Agora, sou lúdico, autêntico.
Virei um tal de folclore." Assim
Luiz Gonzaga, então com 60
anos de vida, se definia no encarte da série Disco de Bolso do
"Pasquim", em 1972.
Agora, 20 anos após sua morte, o "folclore" em torno da figura de Gonzaga pode ser redimensionado. A data redonda
reacende, ainda que timidamente, as luzes sobre o artista
-raiz da formatação da música
popular brasileira no século 20.
Em termos musicais, surgem
agora alguns -poucos- lançamentos em que seu nome está
envolvido. O principal é um disco com regravações de valsas
que Gonzaga compôs na década
de 1940 -algumas ganharam
letras inéditas por artistas como Zeca Baleiro, Abel Silva,
Fernando Brant e Capinan.

**Dados**
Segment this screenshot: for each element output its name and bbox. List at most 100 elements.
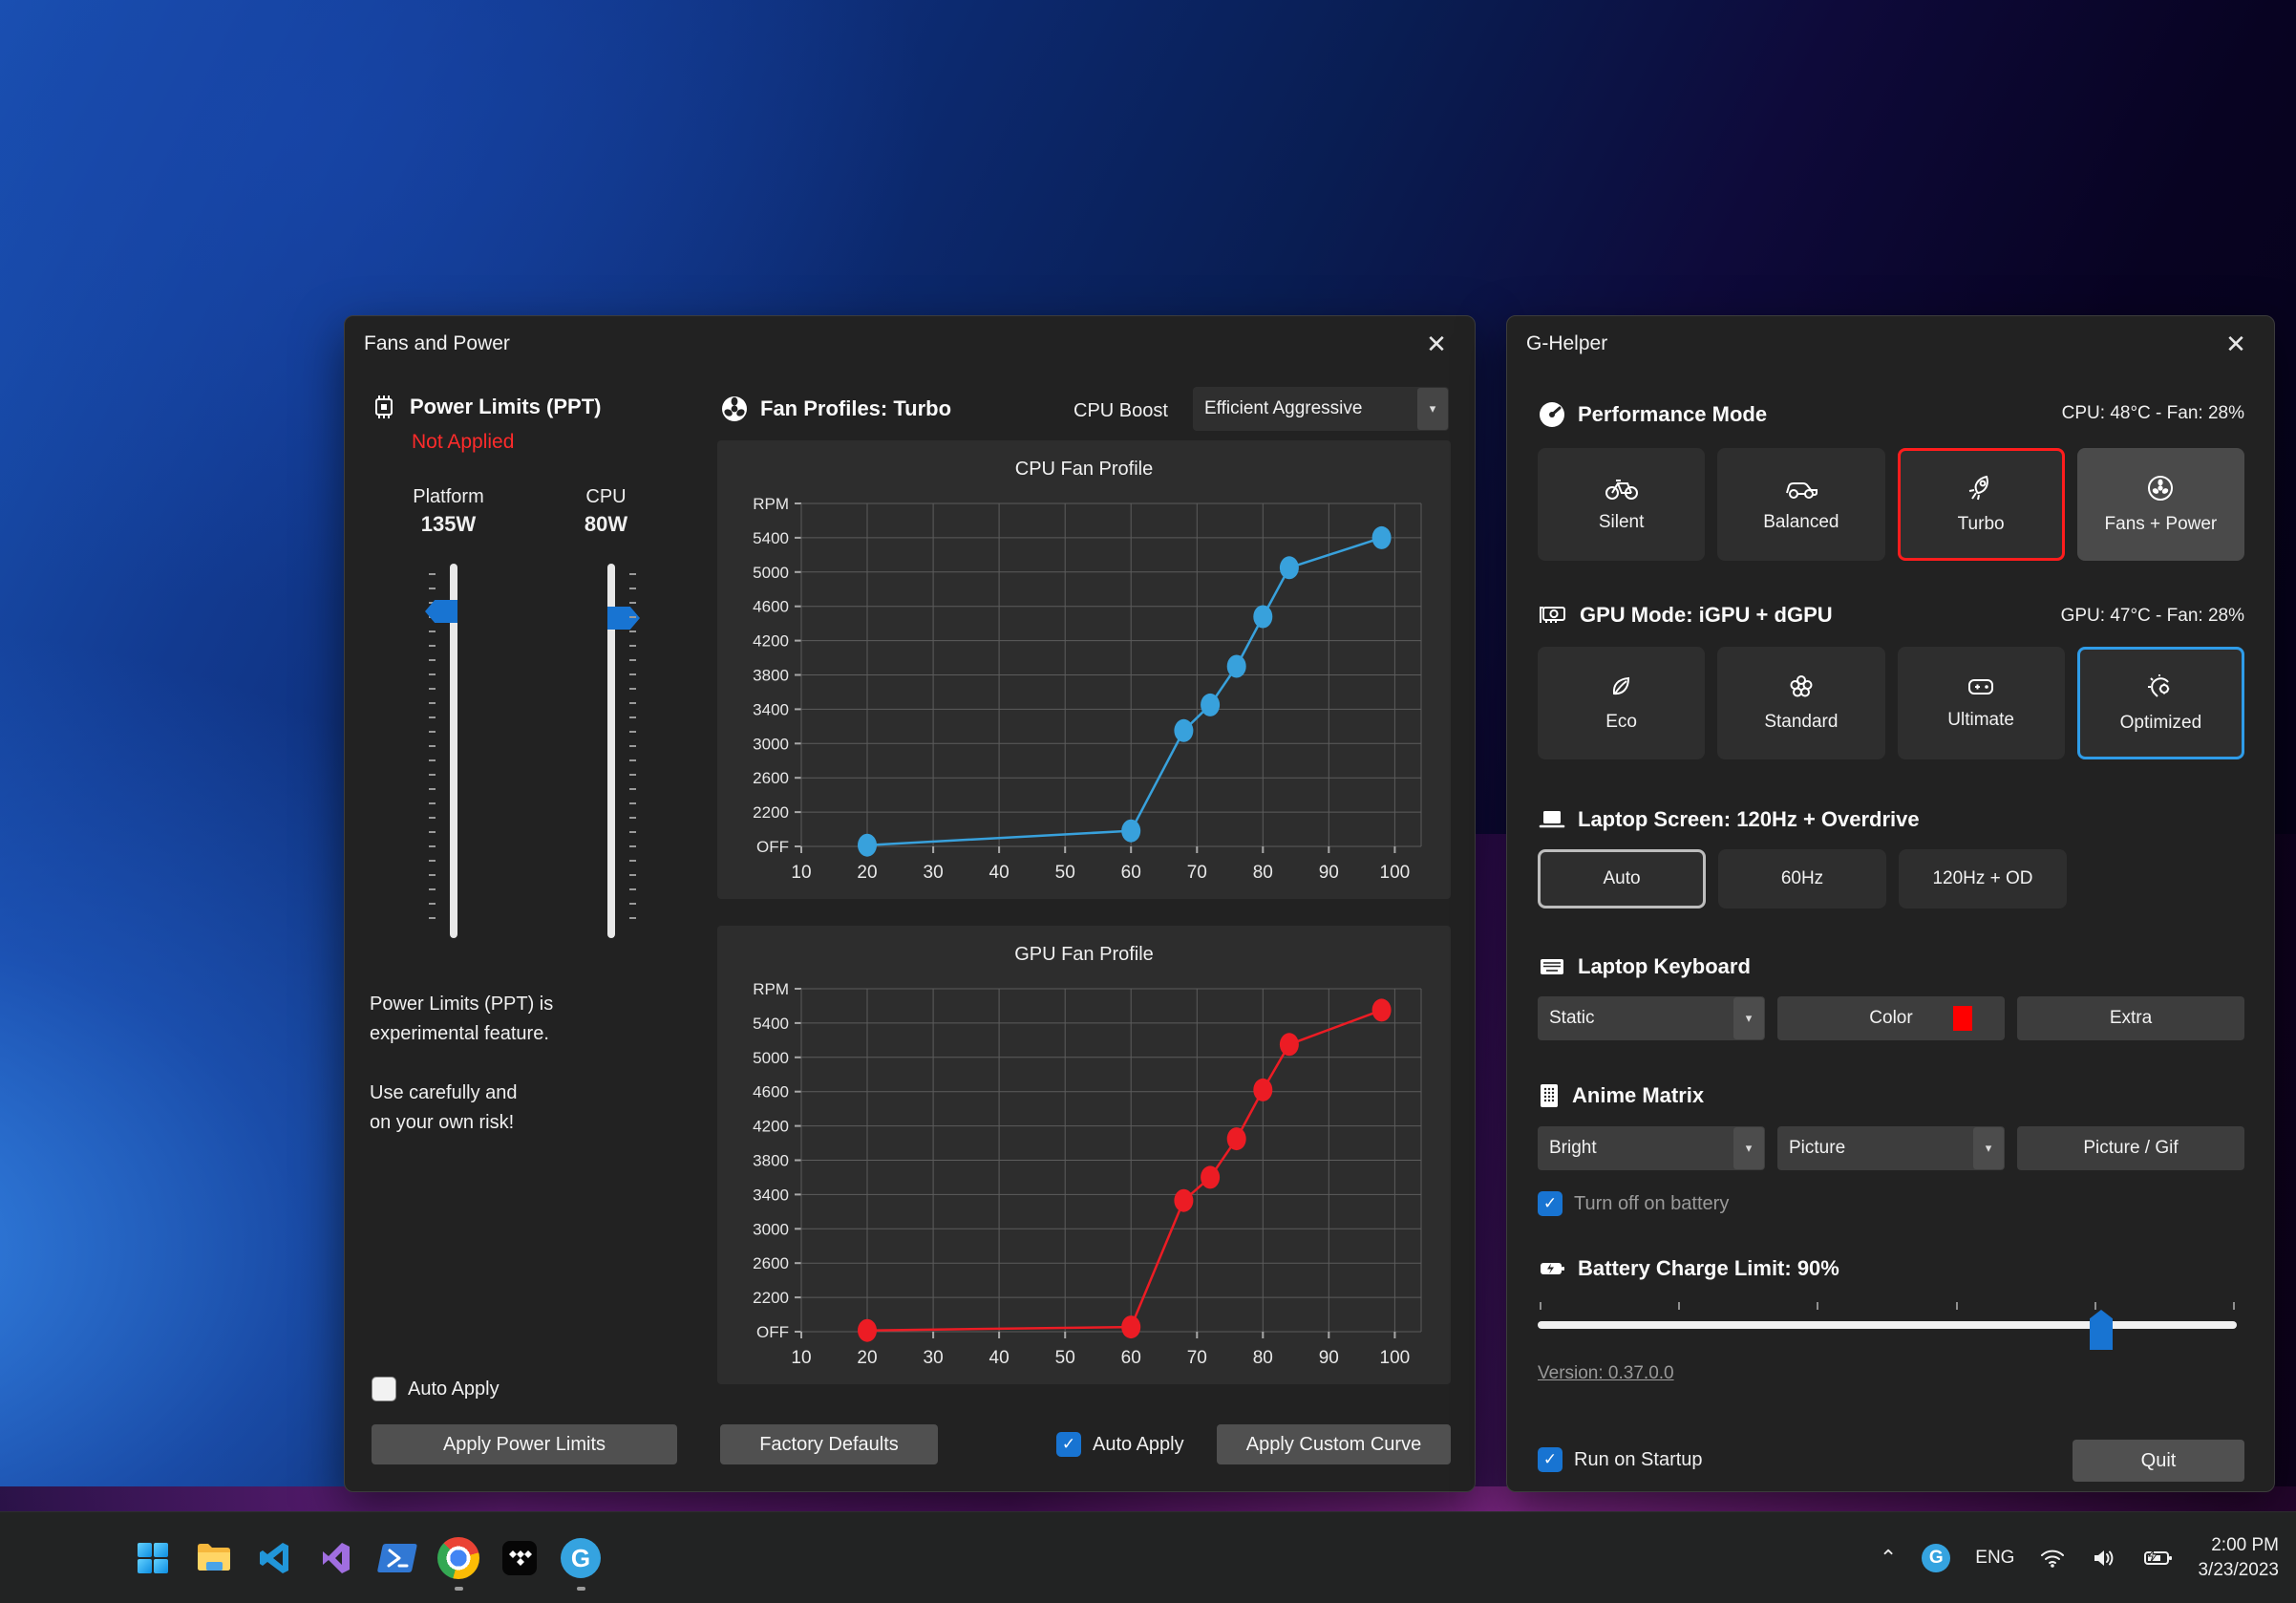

**Requisito**
Segundo o trecho selecionado, em que década Luiz Gonzaga compôs as valsas regravadas no principal lançamento citado?

**Resposta escrita**
Na década de 1940.